§ **What you are asked to do**:
Every entry must be given again exactly.

§ **Data listing**:
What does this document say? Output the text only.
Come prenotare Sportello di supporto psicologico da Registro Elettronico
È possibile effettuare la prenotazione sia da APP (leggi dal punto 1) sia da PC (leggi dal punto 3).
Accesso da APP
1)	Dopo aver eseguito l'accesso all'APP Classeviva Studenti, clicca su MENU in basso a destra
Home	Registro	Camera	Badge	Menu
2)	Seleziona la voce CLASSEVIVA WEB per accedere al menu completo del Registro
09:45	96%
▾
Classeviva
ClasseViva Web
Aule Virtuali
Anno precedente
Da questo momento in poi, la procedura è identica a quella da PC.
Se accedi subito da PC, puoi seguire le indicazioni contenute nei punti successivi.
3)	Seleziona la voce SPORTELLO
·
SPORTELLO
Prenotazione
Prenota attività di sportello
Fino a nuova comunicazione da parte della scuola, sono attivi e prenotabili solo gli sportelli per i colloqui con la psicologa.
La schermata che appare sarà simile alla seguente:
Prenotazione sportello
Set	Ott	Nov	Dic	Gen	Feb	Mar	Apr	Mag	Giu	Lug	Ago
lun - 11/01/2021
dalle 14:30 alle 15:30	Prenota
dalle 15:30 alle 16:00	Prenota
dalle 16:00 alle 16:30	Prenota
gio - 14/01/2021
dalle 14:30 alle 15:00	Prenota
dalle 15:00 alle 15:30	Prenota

§ **Response**:
What does this document say? Output the text only.
Come prenotare Sportello di supporto psicologico da Registro Elettronico
È possibile effettuare la prenotazione sia da APP (leggi dal punto 1) sia da PC (leggi dal punto 3).
Accesso da APP
1)	Dopo aver eseguito l'accesso all'APP Classeviva Studenti, clicca su MENU in basso a destra
Home	Registro	Camera	Badge	Menu
2)	Seleziona la voce CLASSEVIVA WEB per accedere al menu completo del Registro
09:45	96%
▾
Classeviva
ClasseViva Web
Aule Virtuali
Anno precedente
Da questo momento in poi, la procedura è identica a quella da PC.
Se accedi subito da PC, puoi seguire le indicazioni contenute nei punti successivi.
3)	Seleziona la voce SPORTELLO
·
SPORTELLO
Prenotazione
Prenota attività di sportello
Fino a nuova comunicazione da parte della scuola, sono attivi e prenotabili solo gli sportelli per i colloqui con la psicologa.
La schermata che appare sarà simile alla seguente:
Prenotazione sportello
Set	Ott	Nov	Dic	Gen	Feb	Mar	Apr	Mag	Giu	Lug	Ago
lun - 11/01/2021
dalle 14:30 alle 15:30	Prenota
dalle 15:30 alle 16:00	Prenota
dalle 16:00 alle 16:30	Prenota
gio - 14/01/2021
dalle 14:30 alle 15:00	Prenota
dalle 15:00 alle 15:30	Prenota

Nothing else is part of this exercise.